Excerto do texto:
--*--

La Sconosciuta ****
Realização: Giuseppe Tornatore. Elenco: Xenia Rappoport, Michele Placido, Claudia Gerini, Margherita Buy, Pierfrancesco Favino, Piera Degli Esposti, Clara Dossena, Alessandro Haber, Ángela Molina. Nacionalidade: Itália / França, 2006.
Ao fim de 6 anos e depois de “Malèna”, Giuseppe Tornatore regressa com este “La Sconosciuta”. E se “Malèna” desiludiu a grande maioria dos seus admiradores, “La Sconosciuta” é um filme condenado a reconquistá-los.
Três mulheres nuas e de máscaras estão no meio de uma sala lúgubre e são examinadas por um buraco numa das paredes. Todas são dispensadas e um novo grupo de três entra. Uma delas é a escolhida. A mulher-objecto é loira e sem nome. A mulher-sujeito é morena e chama-se Irena (Xenia Rappoport), uma ucraniana que chega a Itália em busca de trabalho. Pagando uma percentagem do seu salário ao porteiro de um prédio de apartamentos, ela fica encarregue da limpeza das áreas comuns. Aí, ela conhece Gina (Piera Degli Esposti), empregada de Valeria e Donato Adacher (Claudia Gerini e Pierfrancesco Favino), ambos trabalhando no ramo da joalharia, encarregue de tomar conta da filha do casal, Tea (Clara Dossena), uma criança cujo instinto de auto-protecção está inibido e se mostra incapaz de se defender. Uma queda nas escadas do prédio permite a Irena entrar na casa dos Adacher. Percebe-se então que esse é o único objectivo da sua vida.

--*--

Material fornecido:
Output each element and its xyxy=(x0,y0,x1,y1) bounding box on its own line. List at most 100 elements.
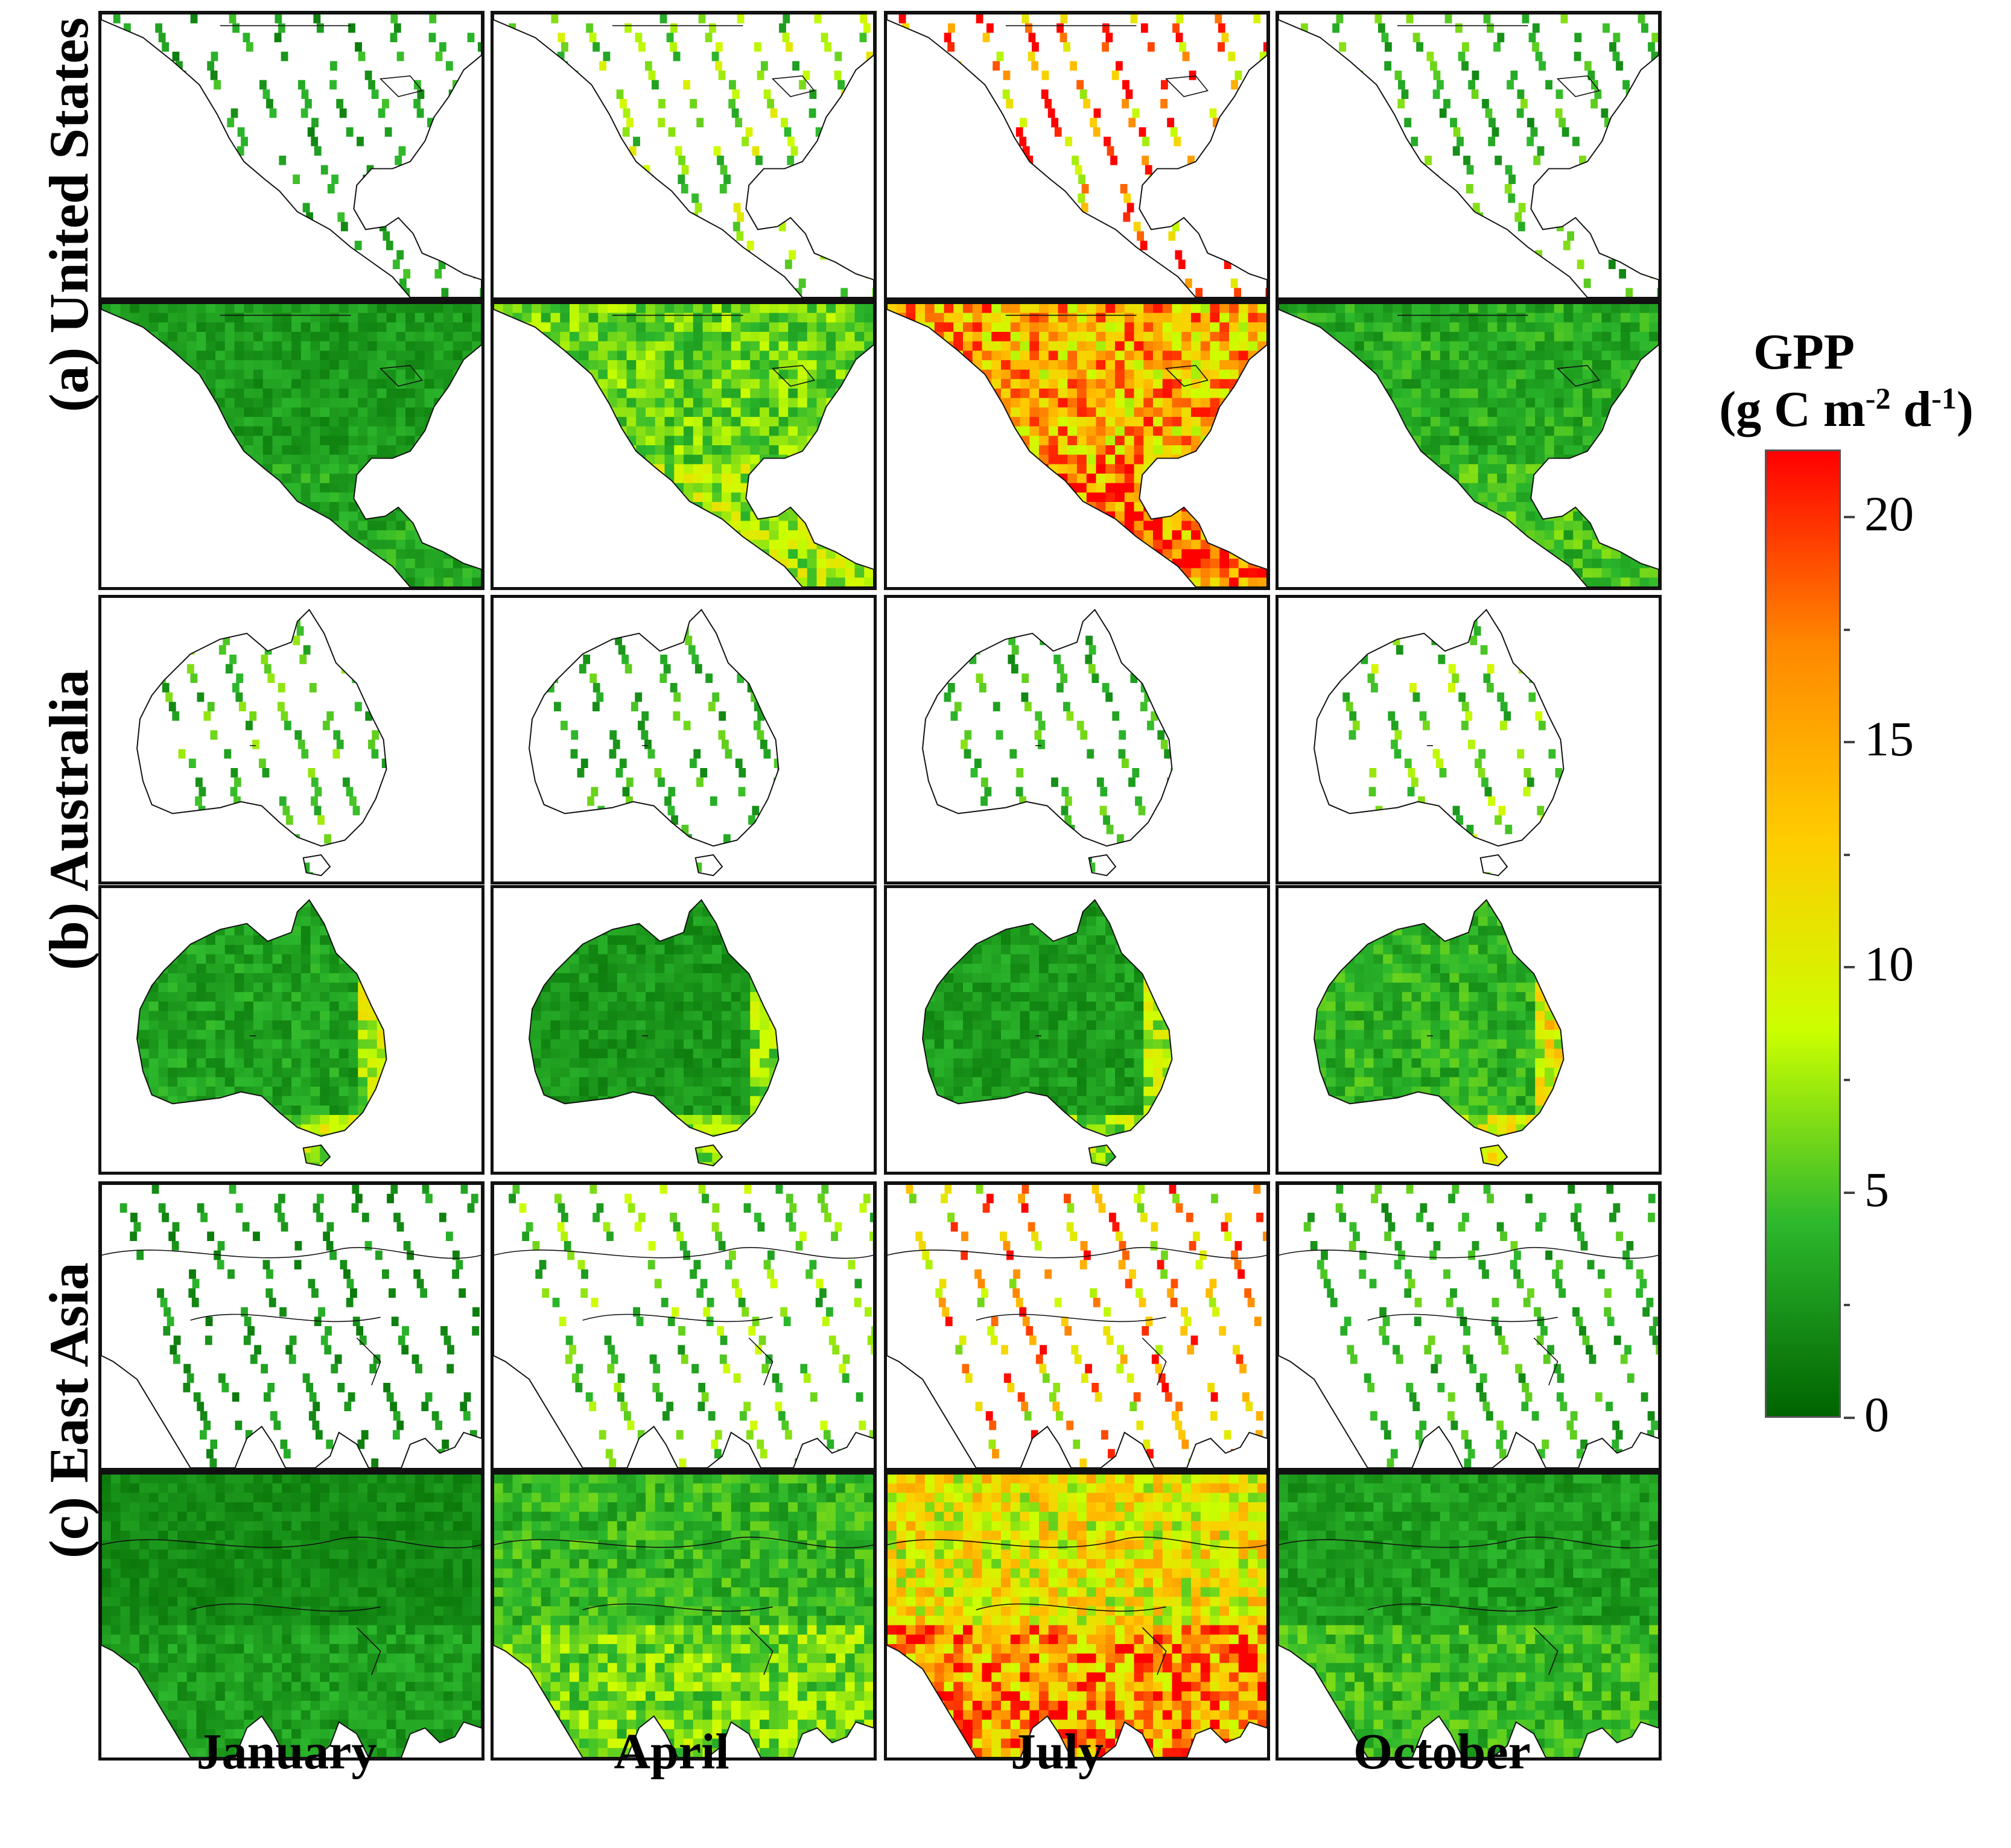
map-panel-us-january-swath xyxy=(98,11,484,300)
coastline xyxy=(1314,899,1565,1167)
map-panel-ea-july-continuous xyxy=(884,1471,1270,1761)
border-line xyxy=(1556,364,1600,387)
coastline xyxy=(529,899,780,1167)
border-line xyxy=(1164,364,1209,387)
colorbar-tick-mark-0 xyxy=(1844,1417,1855,1419)
map-panel-ea-july-swath xyxy=(884,1181,1270,1471)
border-line xyxy=(976,1313,1166,1322)
border-line xyxy=(1367,1313,1558,1322)
border-line xyxy=(1279,1536,1659,1549)
colorbar-minor-tick xyxy=(1844,1079,1850,1082)
border-line xyxy=(976,1603,1166,1612)
col-label-january: January xyxy=(196,1724,377,1780)
coastline xyxy=(494,303,874,587)
row-label-australia: (b) Australia xyxy=(38,669,100,970)
gpp-field xyxy=(101,1474,481,1758)
gpp-field xyxy=(494,1474,874,1758)
map-panel-ea-april-continuous xyxy=(491,1471,877,1761)
map-panel-au-april-swath xyxy=(491,595,877,884)
colorbar-tick-label-15: 15 xyxy=(1864,711,1914,767)
swath-cells xyxy=(1301,14,1659,297)
coastline xyxy=(922,899,1173,1167)
colorbar-unit-mid: d xyxy=(1890,381,1932,437)
coastline xyxy=(1314,609,1565,877)
map-panel-ea-april-swath xyxy=(491,1181,877,1471)
border-line xyxy=(190,1313,381,1322)
colorbar-unit-suffix: ) xyxy=(1956,381,1974,437)
border-line xyxy=(771,364,815,387)
colorbar-unit-sup-d: -1 xyxy=(1931,381,1957,415)
coastline xyxy=(494,1474,874,1758)
map-panel-au-october-continuous xyxy=(1276,885,1662,1175)
map-panel-ea-october-continuous xyxy=(1276,1471,1662,1761)
colorbar-title-line2: (g C m-2 d-1) xyxy=(1689,380,2003,439)
colorbar-tick-mark-20 xyxy=(1844,515,1855,518)
gpp-field xyxy=(887,1474,1267,1758)
border-line xyxy=(356,1627,381,1675)
coastline xyxy=(1279,14,1659,297)
border-line xyxy=(771,75,815,97)
border-line xyxy=(1533,1338,1558,1386)
border-line xyxy=(1142,1338,1167,1386)
border-line xyxy=(1556,75,1600,97)
swath-cells xyxy=(1303,1184,1659,1468)
map-panel-us-january-continuous xyxy=(98,300,484,590)
gpp-field xyxy=(494,303,874,587)
swath-cells xyxy=(906,1184,1267,1468)
border-line xyxy=(1533,1627,1558,1675)
coastline xyxy=(922,609,1173,877)
map-panel-ea-january-continuous xyxy=(98,1471,484,1761)
col-label-july: July xyxy=(1010,1724,1104,1780)
colorbar-minor-tick xyxy=(1844,628,1850,631)
coastline xyxy=(887,1184,1267,1468)
map-panel-us-october-continuous xyxy=(1276,300,1662,590)
swath-cells xyxy=(119,1184,481,1468)
map-panel-au-july-swath xyxy=(884,595,1270,884)
border-line xyxy=(748,1338,774,1386)
coastline xyxy=(494,14,874,297)
map-panel-us-july-swath xyxy=(884,11,1270,300)
coastline xyxy=(1279,1184,1659,1468)
map-panel-au-january-continuous xyxy=(98,885,484,1175)
gpp-field xyxy=(1279,1474,1659,1758)
coastline xyxy=(494,1184,874,1468)
col-label-april: April xyxy=(614,1724,729,1780)
swath-cells xyxy=(529,609,779,876)
border-line xyxy=(494,1536,874,1549)
coastline xyxy=(887,303,1267,587)
gpp-field xyxy=(887,303,1267,587)
map-panel-us-april-swath xyxy=(491,11,877,300)
swath-cells xyxy=(509,1184,874,1468)
border-line xyxy=(379,364,423,387)
coastline xyxy=(101,14,481,297)
coastline xyxy=(136,609,387,877)
colorbar-tick-mark-10 xyxy=(1844,966,1855,969)
border-line xyxy=(494,1246,874,1259)
coastline xyxy=(101,303,481,587)
border-line xyxy=(582,1603,773,1612)
gpp-field xyxy=(1279,303,1659,587)
coastline xyxy=(887,14,1267,297)
border-line xyxy=(1367,1603,1558,1612)
colorbar-tick-label-0: 0 xyxy=(1864,1387,1889,1442)
colorbar-tick-label-10: 10 xyxy=(1864,936,1914,992)
colorbar-tick-mark-5 xyxy=(1844,1191,1855,1194)
border-line xyxy=(748,1627,774,1675)
row-label-united-states: (a) United States xyxy=(38,17,100,412)
map-panel-us-october-swath xyxy=(1276,11,1662,300)
coastline xyxy=(101,1474,481,1758)
colorbar-unit-sup-m: -2 xyxy=(1865,381,1891,415)
coastline xyxy=(136,899,387,1167)
row-label-east-asia: (c) East Asia xyxy=(38,1262,100,1558)
border-line xyxy=(1279,1246,1659,1259)
border-line xyxy=(101,1246,481,1259)
coastline xyxy=(1279,1474,1659,1758)
border-line xyxy=(1142,1627,1167,1675)
colorbar-minor-tick xyxy=(1844,1304,1850,1307)
border-line xyxy=(1164,75,1209,97)
border-line xyxy=(101,1536,481,1549)
swath-cells xyxy=(923,609,1172,876)
map-panel-au-january-swath xyxy=(98,595,484,884)
border-line xyxy=(356,1338,381,1386)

--*--

Lista de tarefas:
[1] Responda a estas perguntas sobre a crítica ao filme:
(a) Qual é a nacionalidade do filme e em que ano foi feito?
(b) Que filme de Giuseppe Tornatore veio antes de "La Sconosciuta"?
(c) De que país é Irena e o que procura em Itália?
[2] Transcreva da crítica ao filme o trecho que vai de "La Sconosciuta ****" a "Itália / França, 2006.".

Respostas às tarefas:
[1]
(a) Itália / França, 2006.
(b) "Malèna".
(c) Irena é ucraniana e procura trabalho.

[2]
La Sconosciuta ****
Realização: Giuseppe Tornatore. Elenco: Xenia Rappoport, Michele Placido, Claudia Gerini, Margherita Buy, Pierfrancesco Favino, Piera Degli Esposti, Clara Dossena, Alessandro Haber, Ángela Molina. Nacionalidade: Itália / França, 2006.